(Spatial layout entries)
▽

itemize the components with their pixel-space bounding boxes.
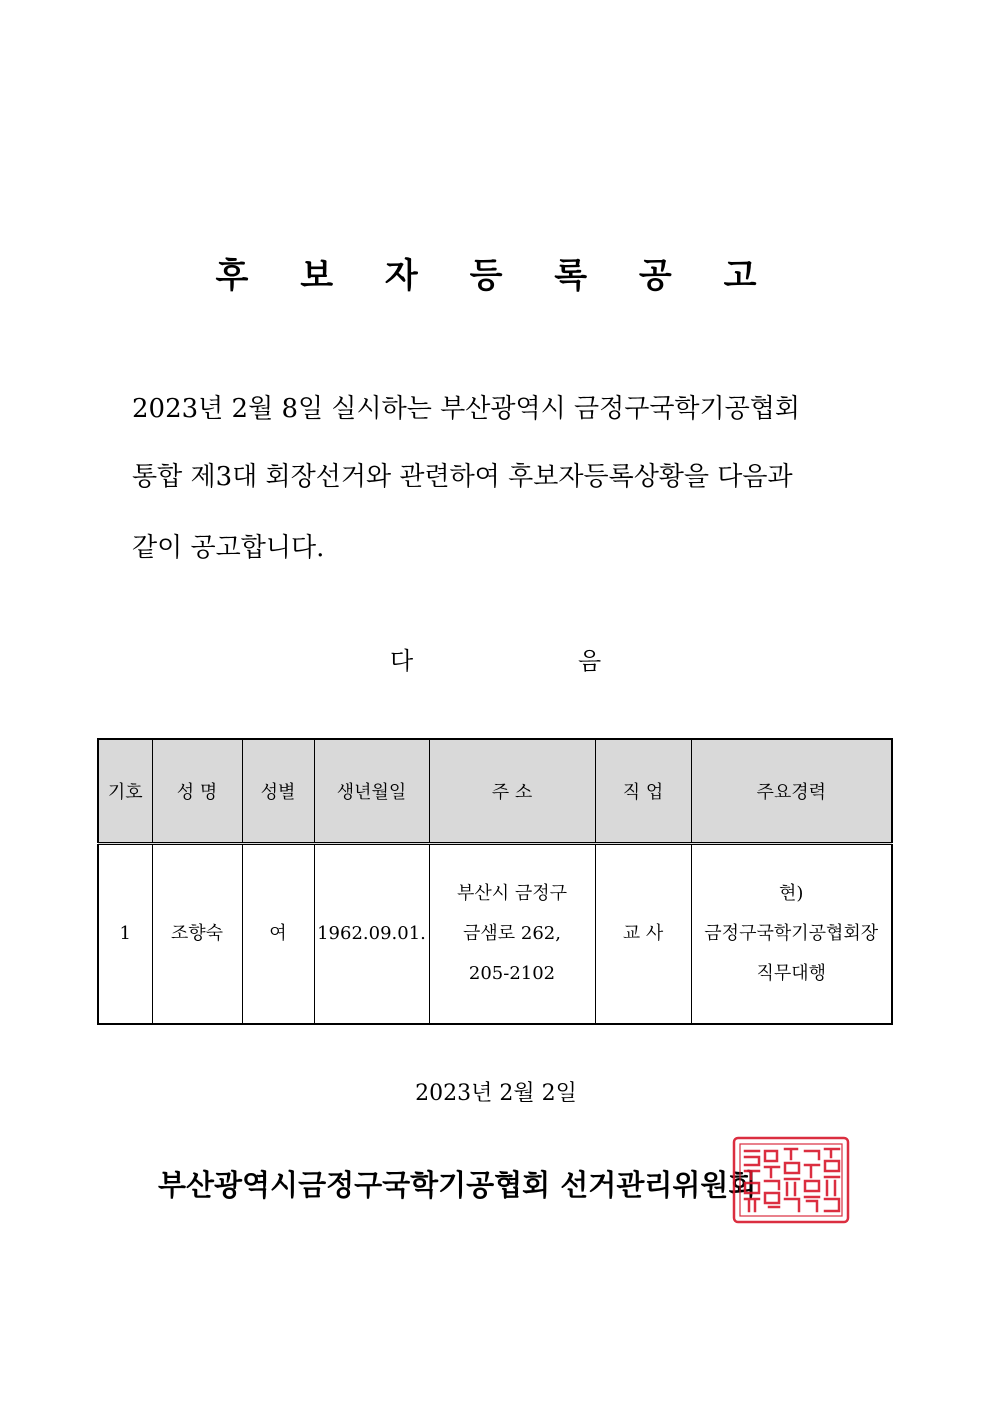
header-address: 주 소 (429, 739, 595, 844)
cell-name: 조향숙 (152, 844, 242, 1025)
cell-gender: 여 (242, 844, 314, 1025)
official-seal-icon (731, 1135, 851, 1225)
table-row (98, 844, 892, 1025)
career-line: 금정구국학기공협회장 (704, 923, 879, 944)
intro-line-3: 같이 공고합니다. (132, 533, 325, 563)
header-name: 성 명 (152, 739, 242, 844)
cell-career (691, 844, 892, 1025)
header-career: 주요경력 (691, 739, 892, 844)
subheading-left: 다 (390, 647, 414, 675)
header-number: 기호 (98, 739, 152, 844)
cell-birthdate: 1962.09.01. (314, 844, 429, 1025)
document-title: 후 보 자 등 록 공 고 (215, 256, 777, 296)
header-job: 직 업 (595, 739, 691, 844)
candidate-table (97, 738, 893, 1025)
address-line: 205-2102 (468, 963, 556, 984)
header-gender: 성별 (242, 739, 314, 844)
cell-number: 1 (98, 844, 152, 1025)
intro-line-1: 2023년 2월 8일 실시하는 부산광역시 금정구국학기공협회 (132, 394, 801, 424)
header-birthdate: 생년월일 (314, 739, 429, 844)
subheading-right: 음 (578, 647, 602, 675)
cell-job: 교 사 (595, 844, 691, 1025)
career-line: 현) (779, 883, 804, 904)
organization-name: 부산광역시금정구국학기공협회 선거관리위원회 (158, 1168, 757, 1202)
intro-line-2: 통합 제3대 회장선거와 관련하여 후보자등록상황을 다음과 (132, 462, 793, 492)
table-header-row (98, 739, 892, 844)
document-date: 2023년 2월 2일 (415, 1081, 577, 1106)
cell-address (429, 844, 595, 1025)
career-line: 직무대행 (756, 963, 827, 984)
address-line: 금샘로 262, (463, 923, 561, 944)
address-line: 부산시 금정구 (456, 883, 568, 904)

△

* [Work to do]: Convert the stretch of items from the line containing "header-address: 주 소 (429, 739, 595, 844)" through the line containing "cell-number: 1 (98, 844, 152, 1025)" into a JSON list of strings, one string per line. Leave out any blank lines.

* [Answer to the problem]:
[
  "header-address: 주 소 (429, 739, 595, 844)",
  "cell-name: 조향숙 (152, 844, 242, 1025)",
  "cell-gender: 여 (242, 844, 314, 1025)",
  "official-seal-icon (731, 1135, 851, 1225)",
  "table-row (98, 844, 892, 1025)",
  "career-line: 금정구국학기공협회장 (704, 923, 879, 944)",
  "intro-line-3: 같이 공고합니다. (132, 533, 325, 563)",
  "header-name: 성 명 (152, 739, 242, 844)",
  "cell-career (691, 844, 892, 1025)",
  "header-career: 주요경력 (691, 739, 892, 844)",
  "subheading-left: 다 (390, 647, 414, 675)",
  "header-number: 기호 (98, 739, 152, 844)",
  "cell-birthdate: 1962.09.01. (314, 844, 429, 1025)",
  "document-title: 후 보 자 등 록 공 고 (215, 256, 777, 296)",
  "header-job: 직 업 (595, 739, 691, 844)",
  "candidate-table (97, 738, 893, 1025)",
  "address-line: 205-2102 (468, 963, 556, 984)",
  "header-gender: 성별 (242, 739, 314, 844)",
  "cell-number: 1 (98, 844, 152, 1025)"
]